=== The task ===
Spot every line with the word "DATE" and return it.

**** Exercise materials

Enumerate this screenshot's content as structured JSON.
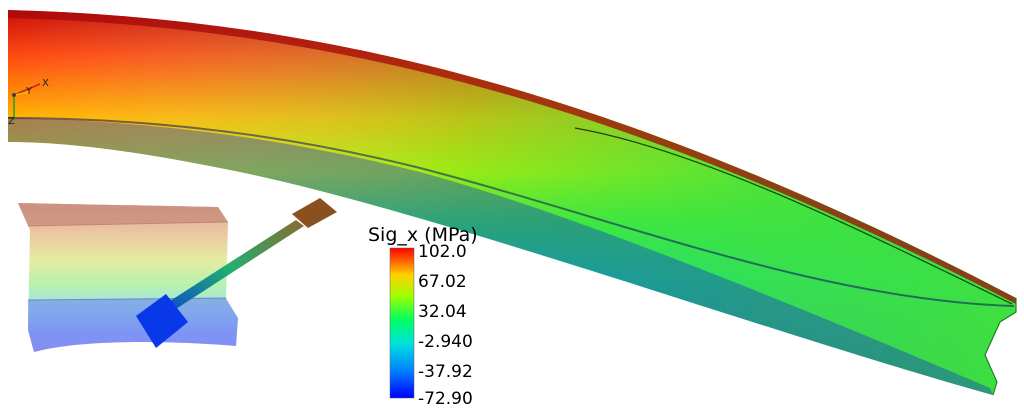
{
  "legend": {
    "title": "Sig_x (MPa)",
    "ticks": [
      "102.0",
      "67.02",
      "32.04",
      "-2.940",
      "-37.92",
      "-72.90"
    ],
    "range": [
      -72.9,
      102.0
    ],
    "colormap": [
      "#0000ff",
      "#00bfff",
      "#00ff80",
      "#80ff00",
      "#ffff00",
      "#ff8000",
      "#ff0000"
    ]
  },
  "axes_triad": {
    "x_label": "X",
    "y_label": "Y",
    "z_label": "Z"
  },
  "colors": {
    "background": "#ffffff",
    "max_stress": "#d82010",
    "min_stress": "#0a1edc"
  }
}
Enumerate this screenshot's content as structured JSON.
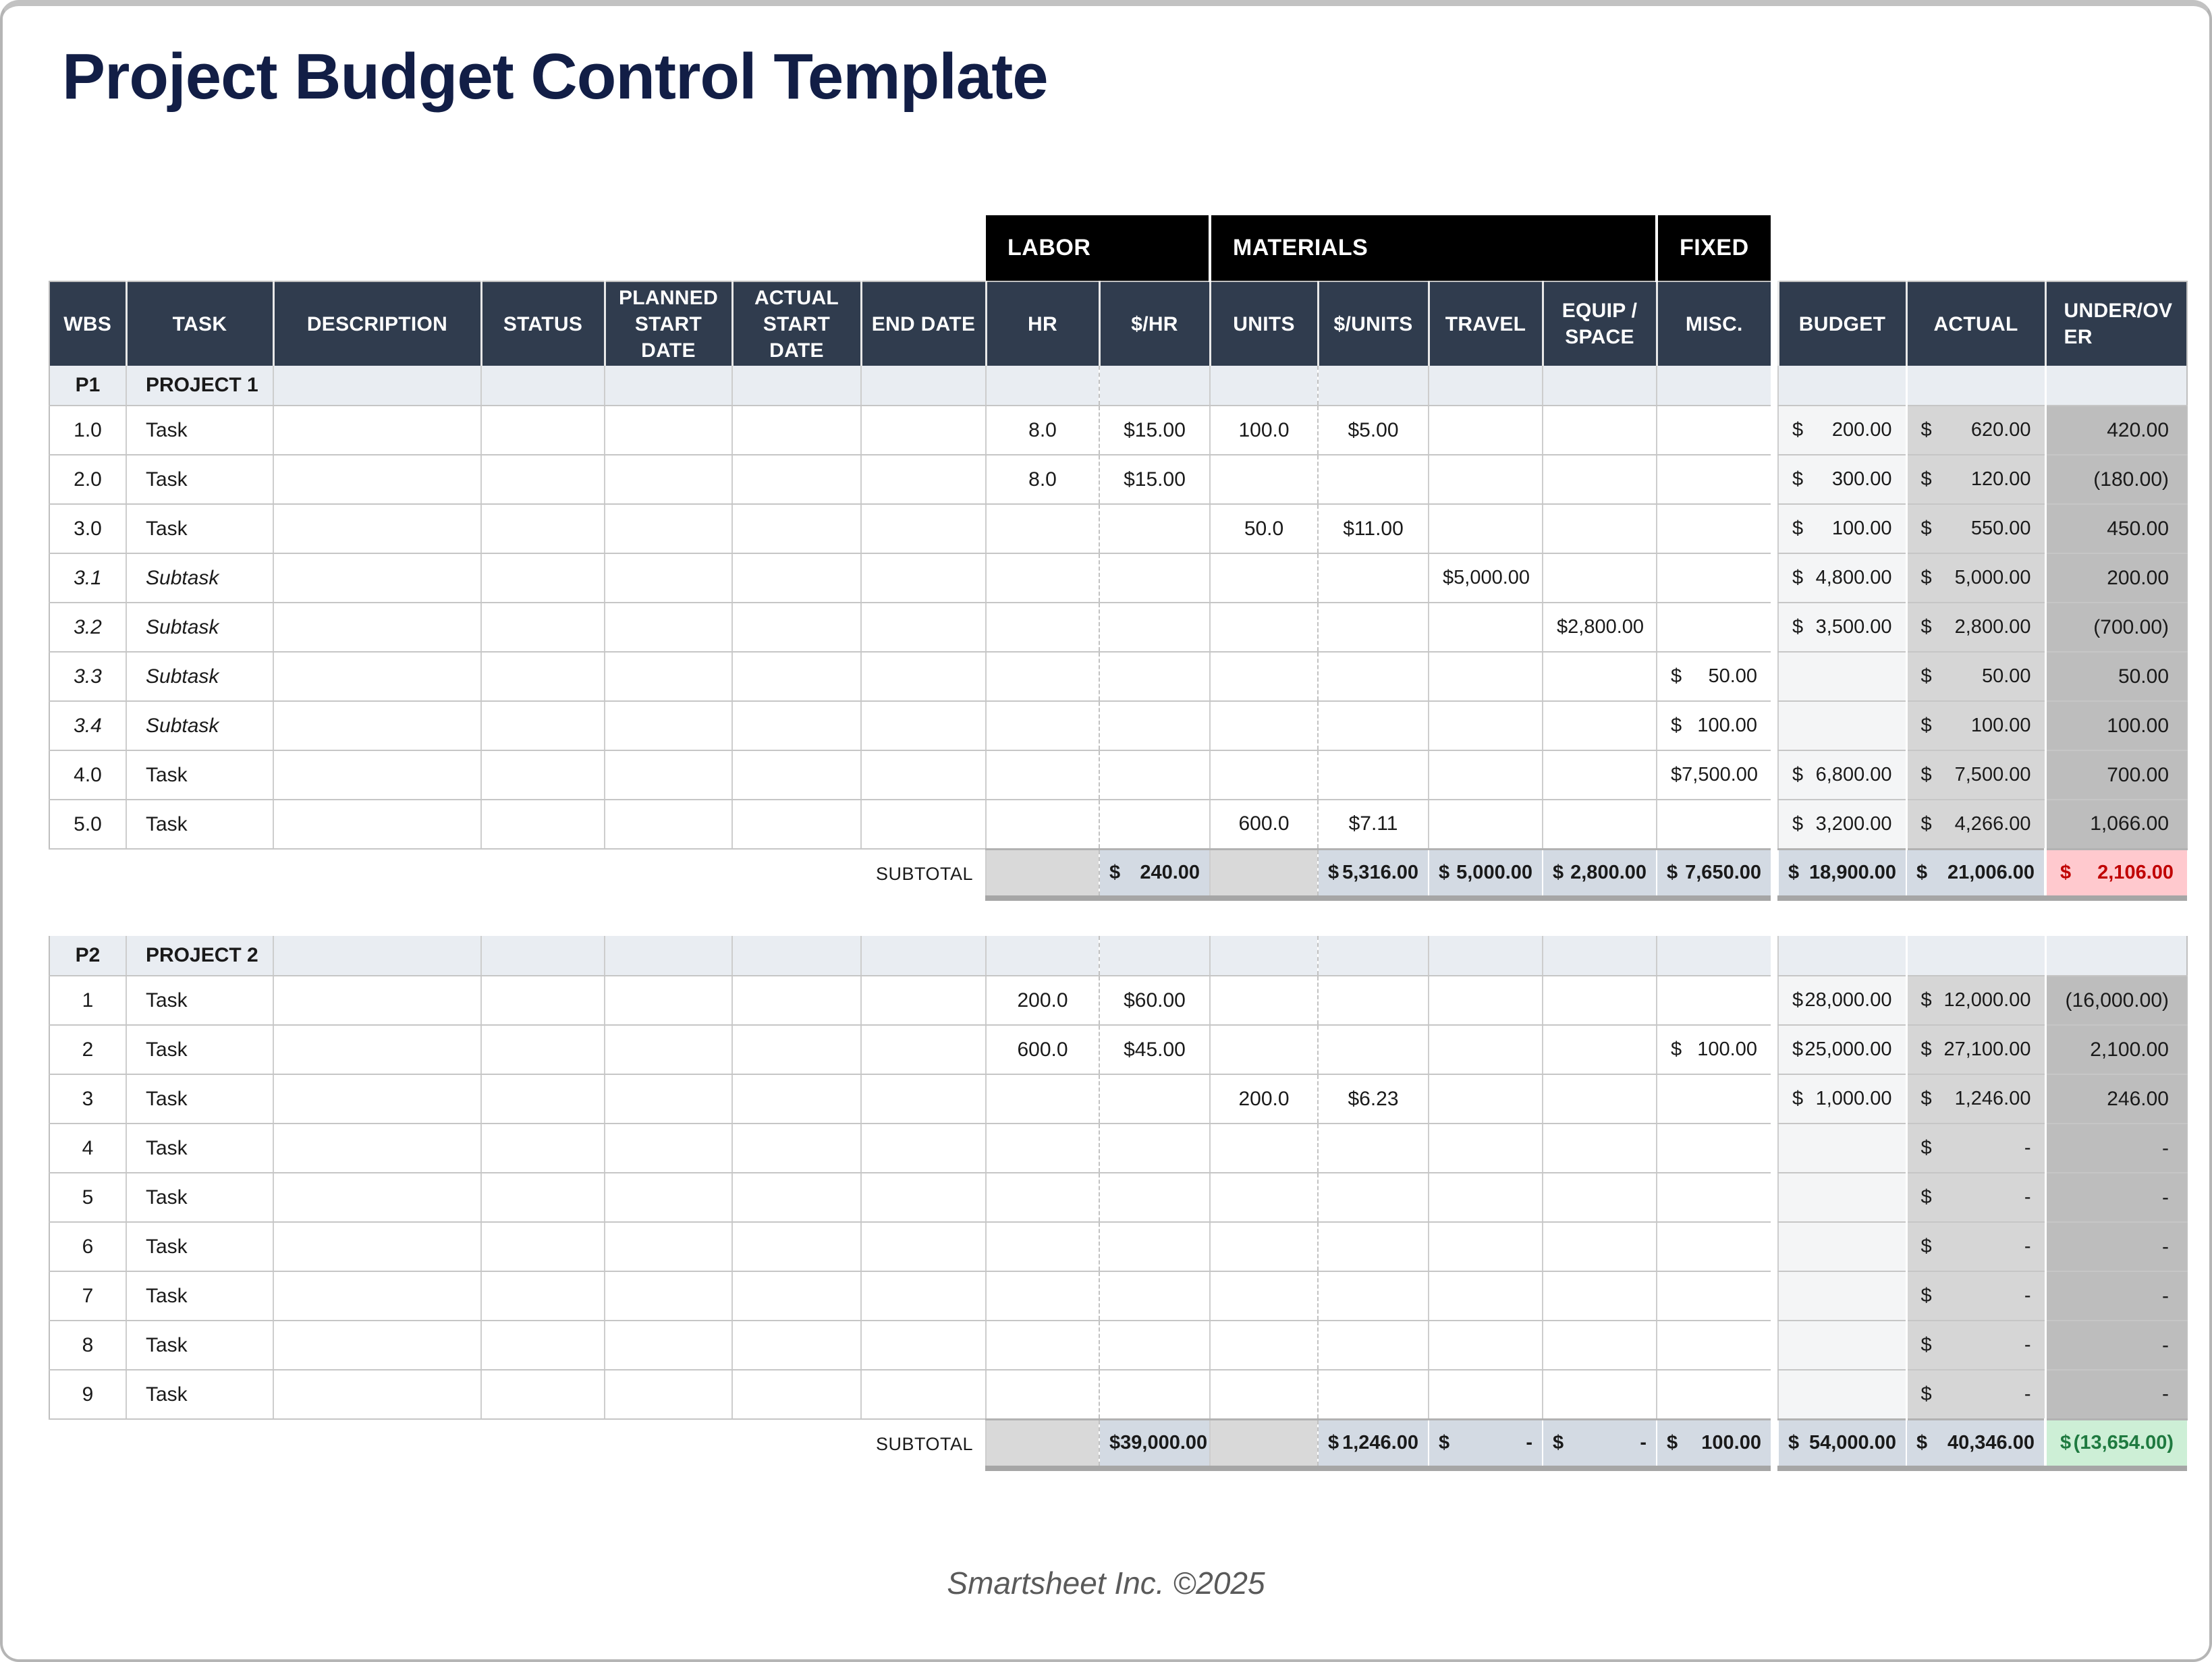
{
  "title": "Project Budget Control Template",
  "footer": "Smartsheet Inc. ©2025",
  "currency": "$",
  "colors": {
    "title_navy": "#121E46",
    "header_navy": "#303C4E",
    "group_black": "#000000",
    "project_row": "#E9EDF2",
    "subtotal_blue": "#D3DAE3",
    "subtotal_gray": "#D9D9D9",
    "budget_col": "#F4F5F6",
    "actual_col": "#D6D6D6",
    "variance_col": "#BDBDBD",
    "over_bg": "#FFC9CE",
    "over_text": "#C00000",
    "under_bg": "#CDEFD6",
    "under_text": "#1F7A40"
  },
  "table": {
    "group_headers": [
      {
        "label": "LABOR",
        "span": 2
      },
      {
        "label": "MATERIALS",
        "span": 4
      },
      {
        "label": "FIXED",
        "span": 1
      }
    ],
    "columns": [
      "WBS",
      "TASK",
      "DESCRIPTION",
      "STATUS",
      "PLANNED START DATE",
      "ACTUAL START DATE",
      "END DATE",
      "HR",
      "$/HR",
      "UNITS",
      "$/UNITS",
      "TRAVEL",
      "EQUIP / SPACE",
      "MISC.",
      "BUDGET",
      "ACTUAL",
      "UNDER/OVER"
    ],
    "subtotal_label": "SUBTOTAL",
    "projects": [
      {
        "id": "P1",
        "name": "PROJECT 1",
        "rows": [
          {
            "wbs": "1.0",
            "task": "Task",
            "sub": false,
            "hr": "8.0",
            "rate": "$15.00",
            "units": "100.0",
            "unit_cost": "$5.00",
            "travel": "",
            "equip": "",
            "misc": "",
            "budget": "200.00",
            "actual": "620.00",
            "variance": "420.00"
          },
          {
            "wbs": "2.0",
            "task": "Task",
            "sub": false,
            "hr": "8.0",
            "rate": "$15.00",
            "units": "",
            "unit_cost": "",
            "travel": "",
            "equip": "",
            "misc": "",
            "budget": "300.00",
            "actual": "120.00",
            "variance": "(180.00)"
          },
          {
            "wbs": "3.0",
            "task": "Task",
            "sub": false,
            "hr": "",
            "rate": "",
            "units": "50.0",
            "unit_cost": "$11.00",
            "travel": "",
            "equip": "",
            "misc": "",
            "budget": "100.00",
            "actual": "550.00",
            "variance": "450.00"
          },
          {
            "wbs": "3.1",
            "task": "Subtask",
            "sub": true,
            "hr": "",
            "rate": "",
            "units": "",
            "unit_cost": "",
            "travel": "5,000.00",
            "equip": "",
            "misc": "",
            "budget": "4,800.00",
            "actual": "5,000.00",
            "variance": "200.00"
          },
          {
            "wbs": "3.2",
            "task": "Subtask",
            "sub": true,
            "hr": "",
            "rate": "",
            "units": "",
            "unit_cost": "",
            "travel": "",
            "equip": "2,800.00",
            "misc": "",
            "budget": "3,500.00",
            "actual": "2,800.00",
            "variance": "(700.00)"
          },
          {
            "wbs": "3.3",
            "task": "Subtask",
            "sub": true,
            "hr": "",
            "rate": "",
            "units": "",
            "unit_cost": "",
            "travel": "",
            "equip": "",
            "misc": "50.00",
            "budget": "",
            "actual": "50.00",
            "variance": "50.00"
          },
          {
            "wbs": "3.4",
            "task": "Subtask",
            "sub": true,
            "hr": "",
            "rate": "",
            "units": "",
            "unit_cost": "",
            "travel": "",
            "equip": "",
            "misc": "100.00",
            "budget": "",
            "actual": "100.00",
            "variance": "100.00"
          },
          {
            "wbs": "4.0",
            "task": "Task",
            "sub": false,
            "hr": "",
            "rate": "",
            "units": "",
            "unit_cost": "",
            "travel": "",
            "equip": "",
            "misc": "7,500.00",
            "budget": "6,800.00",
            "actual": "7,500.00",
            "variance": "700.00"
          },
          {
            "wbs": "5.0",
            "task": "Task",
            "sub": false,
            "hr": "",
            "rate": "",
            "units": "600.0",
            "unit_cost": "$7.11",
            "travel": "",
            "equip": "",
            "misc": "",
            "budget": "3,200.00",
            "actual": "4,266.00",
            "variance": "1,066.00"
          }
        ],
        "subtotal": {
          "rate": "240.00",
          "unit_cost": "5,316.00",
          "travel": "5,000.00",
          "equip": "2,800.00",
          "misc": "7,650.00",
          "budget": "18,900.00",
          "actual": "21,006.00",
          "variance": "2,106.00",
          "variance_state": "over"
        }
      },
      {
        "id": "P2",
        "name": "PROJECT 2",
        "rows": [
          {
            "wbs": "1",
            "task": "Task",
            "sub": false,
            "hr": "200.0",
            "rate": "$60.00",
            "units": "",
            "unit_cost": "",
            "travel": "",
            "equip": "",
            "misc": "",
            "budget": "28,000.00",
            "actual": "12,000.00",
            "variance": "(16,000.00)"
          },
          {
            "wbs": "2",
            "task": "Task",
            "sub": false,
            "hr": "600.0",
            "rate": "$45.00",
            "units": "",
            "unit_cost": "",
            "travel": "",
            "equip": "",
            "misc": "100.00",
            "budget": "25,000.00",
            "actual": "27,100.00",
            "variance": "2,100.00"
          },
          {
            "wbs": "3",
            "task": "Task",
            "sub": false,
            "hr": "",
            "rate": "",
            "units": "200.0",
            "unit_cost": "$6.23",
            "travel": "",
            "equip": "",
            "misc": "",
            "budget": "1,000.00",
            "actual": "1,246.00",
            "variance": "246.00"
          },
          {
            "wbs": "4",
            "task": "Task",
            "sub": false,
            "hr": "",
            "rate": "",
            "units": "",
            "unit_cost": "",
            "travel": "",
            "equip": "",
            "misc": "",
            "budget": "",
            "actual": "-",
            "variance": "-"
          },
          {
            "wbs": "5",
            "task": "Task",
            "sub": false,
            "hr": "",
            "rate": "",
            "units": "",
            "unit_cost": "",
            "travel": "",
            "equip": "",
            "misc": "",
            "budget": "",
            "actual": "-",
            "variance": "-"
          },
          {
            "wbs": "6",
            "task": "Task",
            "sub": false,
            "hr": "",
            "rate": "",
            "units": "",
            "unit_cost": "",
            "travel": "",
            "equip": "",
            "misc": "",
            "budget": "",
            "actual": "-",
            "variance": "-"
          },
          {
            "wbs": "7",
            "task": "Task",
            "sub": false,
            "hr": "",
            "rate": "",
            "units": "",
            "unit_cost": "",
            "travel": "",
            "equip": "",
            "misc": "",
            "budget": "",
            "actual": "-",
            "variance": "-"
          },
          {
            "wbs": "8",
            "task": "Task",
            "sub": false,
            "hr": "",
            "rate": "",
            "units": "",
            "unit_cost": "",
            "travel": "",
            "equip": "",
            "misc": "",
            "budget": "",
            "actual": "-",
            "variance": "-"
          },
          {
            "wbs": "9",
            "task": "Task",
            "sub": false,
            "hr": "",
            "rate": "",
            "units": "",
            "unit_cost": "",
            "travel": "",
            "equip": "",
            "misc": "",
            "budget": "",
            "actual": "-",
            "variance": "-"
          }
        ],
        "subtotal": {
          "rate": "39,000.00",
          "unit_cost": "1,246.00",
          "travel": "-",
          "equip": "-",
          "misc": "100.00",
          "budget": "54,000.00",
          "actual": "40,346.00",
          "variance": "(13,654.00)",
          "variance_state": "under"
        }
      }
    ]
  }
}
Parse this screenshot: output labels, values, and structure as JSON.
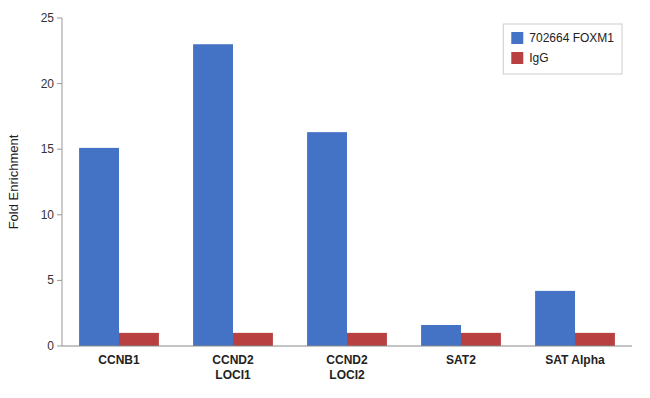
{
  "chart_data": {
    "type": "bar",
    "categories": [
      "CCNB1",
      "CCND2\nLOCI1",
      "CCND2\nLOCI2",
      "SAT2",
      "SAT Alpha"
    ],
    "series": [
      {
        "name": "702664 FOXM1",
        "color": "#4472C4",
        "values": [
          15.1,
          23.0,
          16.3,
          1.6,
          4.2
        ]
      },
      {
        "name": "IgG",
        "color": "#B94040",
        "values": [
          1.0,
          1.0,
          1.0,
          1.0,
          1.0
        ]
      }
    ],
    "y_label": "Fold Enrichment",
    "ylim": [
      0,
      25
    ],
    "yticks": [
      0,
      5,
      10,
      15,
      20,
      25
    ],
    "grid": false,
    "legend": "upper right"
  }
}
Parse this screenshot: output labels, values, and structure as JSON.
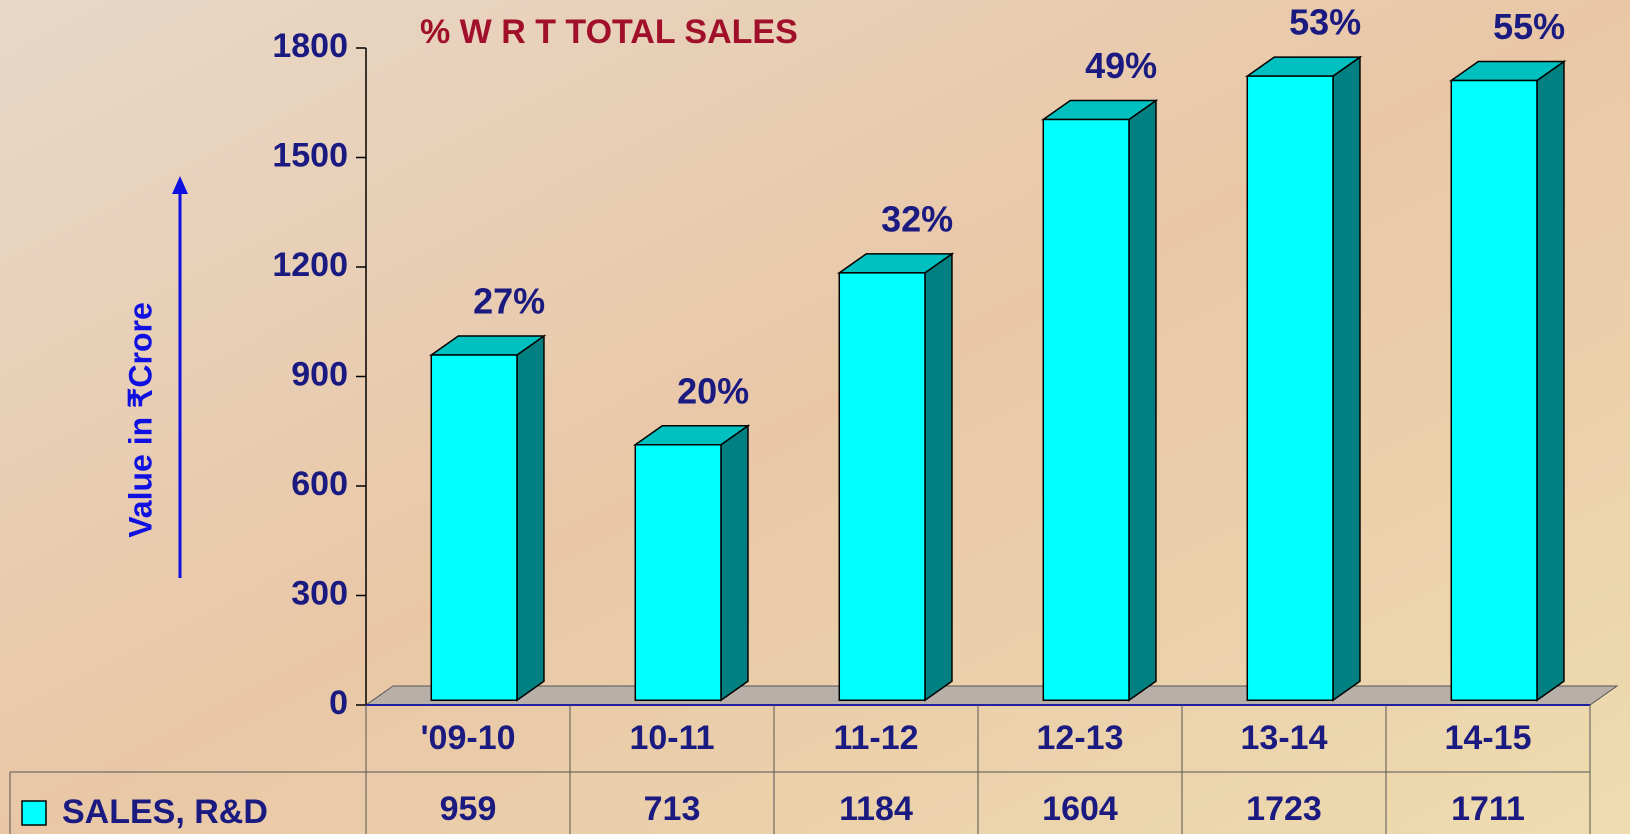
{
  "chart_data": {
    "type": "bar3d",
    "title": "% W R T TOTAL SALES",
    "y_label": "Value in ₹Crore",
    "categories": [
      "'09-10",
      "10-11",
      "11-12",
      "12-13",
      "13-14",
      "14-15"
    ],
    "series": [
      {
        "name": "SALES, R&D",
        "color": "#00ffff",
        "values": [
          959,
          713,
          1184,
          1604,
          1723,
          1711
        ]
      }
    ],
    "annotations": [
      "27%",
      "20%",
      "32%",
      "49%",
      "53%",
      "55%"
    ],
    "ylim": [
      0,
      1800
    ],
    "yticks": [
      0,
      300,
      600,
      900,
      1200,
      1500,
      1800
    ],
    "data_table": true
  }
}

********

=== Full solution ===
      "PLANNED START DATE",
      "ACTUAL START DATE",
      "END DATE",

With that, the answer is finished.